» Dataset rows
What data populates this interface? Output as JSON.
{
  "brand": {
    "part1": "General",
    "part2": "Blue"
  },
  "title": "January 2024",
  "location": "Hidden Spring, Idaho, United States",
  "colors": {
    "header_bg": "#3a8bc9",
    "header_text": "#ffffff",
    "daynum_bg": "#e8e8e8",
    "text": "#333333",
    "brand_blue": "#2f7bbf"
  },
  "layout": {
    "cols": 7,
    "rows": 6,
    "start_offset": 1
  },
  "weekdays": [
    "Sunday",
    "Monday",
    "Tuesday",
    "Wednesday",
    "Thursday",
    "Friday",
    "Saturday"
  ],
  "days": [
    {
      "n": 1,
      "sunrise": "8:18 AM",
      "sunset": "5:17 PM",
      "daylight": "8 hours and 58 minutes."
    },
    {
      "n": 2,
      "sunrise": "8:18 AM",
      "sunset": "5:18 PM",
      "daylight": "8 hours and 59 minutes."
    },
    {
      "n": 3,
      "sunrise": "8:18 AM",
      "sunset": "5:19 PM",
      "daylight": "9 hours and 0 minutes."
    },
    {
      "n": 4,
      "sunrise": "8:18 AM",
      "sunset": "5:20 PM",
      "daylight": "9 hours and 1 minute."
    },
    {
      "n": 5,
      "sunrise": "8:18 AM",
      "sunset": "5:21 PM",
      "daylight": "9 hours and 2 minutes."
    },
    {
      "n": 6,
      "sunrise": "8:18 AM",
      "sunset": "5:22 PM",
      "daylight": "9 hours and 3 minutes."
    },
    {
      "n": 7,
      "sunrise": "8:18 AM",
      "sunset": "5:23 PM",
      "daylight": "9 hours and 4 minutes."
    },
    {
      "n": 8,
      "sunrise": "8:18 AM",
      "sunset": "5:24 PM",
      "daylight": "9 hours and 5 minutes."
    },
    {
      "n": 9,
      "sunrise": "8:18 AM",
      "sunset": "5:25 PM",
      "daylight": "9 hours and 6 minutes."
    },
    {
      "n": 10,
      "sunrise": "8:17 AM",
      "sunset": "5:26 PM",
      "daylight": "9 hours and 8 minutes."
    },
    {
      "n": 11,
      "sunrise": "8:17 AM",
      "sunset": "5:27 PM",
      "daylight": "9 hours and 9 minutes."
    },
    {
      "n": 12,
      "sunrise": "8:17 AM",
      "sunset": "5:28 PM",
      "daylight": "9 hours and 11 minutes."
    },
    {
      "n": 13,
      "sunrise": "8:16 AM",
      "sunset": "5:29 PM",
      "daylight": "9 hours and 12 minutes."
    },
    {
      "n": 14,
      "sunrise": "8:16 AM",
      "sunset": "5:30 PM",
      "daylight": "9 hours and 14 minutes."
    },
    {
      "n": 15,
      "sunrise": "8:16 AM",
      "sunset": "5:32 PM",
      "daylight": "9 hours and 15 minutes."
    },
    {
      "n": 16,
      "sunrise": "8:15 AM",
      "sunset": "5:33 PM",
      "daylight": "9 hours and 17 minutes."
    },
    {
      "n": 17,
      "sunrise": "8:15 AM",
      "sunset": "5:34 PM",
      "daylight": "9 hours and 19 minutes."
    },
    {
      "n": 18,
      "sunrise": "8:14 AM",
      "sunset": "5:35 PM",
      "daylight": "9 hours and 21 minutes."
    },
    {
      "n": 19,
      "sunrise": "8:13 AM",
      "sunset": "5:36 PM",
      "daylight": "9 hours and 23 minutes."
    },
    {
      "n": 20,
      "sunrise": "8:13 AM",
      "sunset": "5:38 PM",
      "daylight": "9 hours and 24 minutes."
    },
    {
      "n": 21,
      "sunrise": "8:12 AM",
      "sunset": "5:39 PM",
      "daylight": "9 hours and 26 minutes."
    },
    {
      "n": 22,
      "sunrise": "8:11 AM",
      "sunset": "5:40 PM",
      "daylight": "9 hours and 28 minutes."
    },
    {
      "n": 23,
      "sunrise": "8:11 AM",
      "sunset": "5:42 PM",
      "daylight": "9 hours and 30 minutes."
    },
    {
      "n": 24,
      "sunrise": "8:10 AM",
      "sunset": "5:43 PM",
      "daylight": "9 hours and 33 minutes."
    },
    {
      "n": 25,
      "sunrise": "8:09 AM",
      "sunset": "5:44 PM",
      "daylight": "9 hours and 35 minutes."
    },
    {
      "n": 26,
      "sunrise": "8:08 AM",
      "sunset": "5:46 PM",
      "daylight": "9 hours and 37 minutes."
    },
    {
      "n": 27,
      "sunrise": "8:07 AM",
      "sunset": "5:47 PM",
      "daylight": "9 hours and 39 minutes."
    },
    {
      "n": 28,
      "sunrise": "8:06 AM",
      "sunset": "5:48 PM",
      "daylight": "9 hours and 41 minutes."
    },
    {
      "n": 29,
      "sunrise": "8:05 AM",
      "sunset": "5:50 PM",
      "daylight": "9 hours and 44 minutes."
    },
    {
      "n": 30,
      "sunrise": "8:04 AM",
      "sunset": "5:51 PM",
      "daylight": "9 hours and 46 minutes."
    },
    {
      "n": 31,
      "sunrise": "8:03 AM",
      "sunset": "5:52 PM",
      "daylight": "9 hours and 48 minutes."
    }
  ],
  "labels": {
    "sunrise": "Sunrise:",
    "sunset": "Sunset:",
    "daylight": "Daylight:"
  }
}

» What the task asks
Print every entry exactly as it appears.

» Result
What data populates this interface? Output as JSON.
{
  "brand": {
    "part1": "General",
    "part2": "Blue"
  },
  "title": "January 2024",
  "location": "Hidden Spring, Idaho, United States",
  "colors": {
    "header_bg": "#3a8bc9",
    "header_text": "#ffffff",
    "daynum_bg": "#e8e8e8",
    "text": "#333333",
    "brand_blue": "#2f7bbf"
  },
  "layout": {
    "cols": 7,
    "rows": 6,
    "start_offset": 1
  },
  "weekdays": [
    "Sunday",
    "Monday",
    "Tuesday",
    "Wednesday",
    "Thursday",
    "Friday",
    "Saturday"
  ],
  "days": [
    {
      "n": 1,
      "sunrise": "8:18 AM",
      "sunset": "5:17 PM",
      "daylight": "8 hours and 58 minutes."
    },
    {
      "n": 2,
      "sunrise": "8:18 AM",
      "sunset": "5:18 PM",
      "daylight": "8 hours and 59 minutes."
    },
    {
      "n": 3,
      "sunrise": "8:18 AM",
      "sunset": "5:19 PM",
      "daylight": "9 hours and 0 minutes."
    },
    {
      "n": 4,
      "sunrise": "8:18 AM",
      "sunset": "5:20 PM",
      "daylight": "9 hours and 1 minute."
    },
    {
      "n": 5,
      "sunrise": "8:18 AM",
      "sunset": "5:21 PM",
      "daylight": "9 hours and 2 minutes."
    },
    {
      "n": 6,
      "sunrise": "8:18 AM",
      "sunset": "5:22 PM",
      "daylight": "9 hours and 3 minutes."
    },
    {
      "n": 7,
      "sunrise": "8:18 AM",
      "sunset": "5:23 PM",
      "daylight": "9 hours and 4 minutes."
    },
    {
      "n": 8,
      "sunrise": "8:18 AM",
      "sunset": "5:24 PM",
      "daylight": "9 hours and 5 minutes."
    },
    {
      "n": 9,
      "sunrise": "8:18 AM",
      "sunset": "5:25 PM",
      "daylight": "9 hours and 6 minutes."
    },
    {
      "n": 10,
      "sunrise": "8:17 AM",
      "sunset": "5:26 PM",
      "daylight": "9 hours and 8 minutes."
    },
    {
      "n": 11,
      "sunrise": "8:17 AM",
      "sunset": "5:27 PM",
      "daylight": "9 hours and 9 minutes."
    },
    {
      "n": 12,
      "sunrise": "8:17 AM",
      "sunset": "5:28 PM",
      "daylight": "9 hours and 11 minutes."
    },
    {
      "n": 13,
      "sunrise": "8:16 AM",
      "sunset": "5:29 PM",
      "daylight": "9 hours and 12 minutes."
    },
    {
      "n": 14,
      "sunrise": "8:16 AM",
      "sunset": "5:30 PM",
      "daylight": "9 hours and 14 minutes."
    },
    {
      "n": 15,
      "sunrise": "8:16 AM",
      "sunset": "5:32 PM",
      "daylight": "9 hours and 15 minutes."
    },
    {
      "n": 16,
      "sunrise": "8:15 AM",
      "sunset": "5:33 PM",
      "daylight": "9 hours and 17 minutes."
    },
    {
      "n": 17,
      "sunrise": "8:15 AM",
      "sunset": "5:34 PM",
      "daylight": "9 hours and 19 minutes."
    },
    {
      "n": 18,
      "sunrise": "8:14 AM",
      "sunset": "5:35 PM",
      "daylight": "9 hours and 21 minutes."
    },
    {
      "n": 19,
      "sunrise": "8:13 AM",
      "sunset": "5:36 PM",
      "daylight": "9 hours and 23 minutes."
    },
    {
      "n": 20,
      "sunrise": "8:13 AM",
      "sunset": "5:38 PM",
      "daylight": "9 hours and 24 minutes."
    },
    {
      "n": 21,
      "sunrise": "8:12 AM",
      "sunset": "5:39 PM",
      "daylight": "9 hours and 26 minutes."
    },
    {
      "n": 22,
      "sunrise": "8:11 AM",
      "sunset": "5:40 PM",
      "daylight": "9 hours and 28 minutes."
    },
    {
      "n": 23,
      "sunrise": "8:11 AM",
      "sunset": "5:42 PM",
      "daylight": "9 hours and 30 minutes."
    },
    {
      "n": 24,
      "sunrise": "8:10 AM",
      "sunset": "5:43 PM",
      "daylight": "9 hours and 33 minutes."
    },
    {
      "n": 25,
      "sunrise": "8:09 AM",
      "sunset": "5:44 PM",
      "daylight": "9 hours and 35 minutes."
    },
    {
      "n": 26,
      "sunrise": "8:08 AM",
      "sunset": "5:46 PM",
      "daylight": "9 hours and 37 minutes."
    },
    {
      "n": 27,
      "sunrise": "8:07 AM",
      "sunset": "5:47 PM",
      "daylight": "9 hours and 39 minutes."
    },
    {
      "n": 28,
      "sunrise": "8:06 AM",
      "sunset": "5:48 PM",
      "daylight": "9 hours and 41 minutes."
    },
    {
      "n": 29,
      "sunrise": "8:05 AM",
      "sunset": "5:50 PM",
      "daylight": "9 hours and 44 minutes."
    },
    {
      "n": 30,
      "sunrise": "8:04 AM",
      "sunset": "5:51 PM",
      "daylight": "9 hours and 46 minutes."
    },
    {
      "n": 31,
      "sunrise": "8:03 AM",
      "sunset": "5:52 PM",
      "daylight": "9 hours and 48 minutes."
    }
  ],
  "labels": {
    "sunrise": "Sunrise:",
    "sunset": "Sunset:",
    "daylight": "Daylight:"
  }
}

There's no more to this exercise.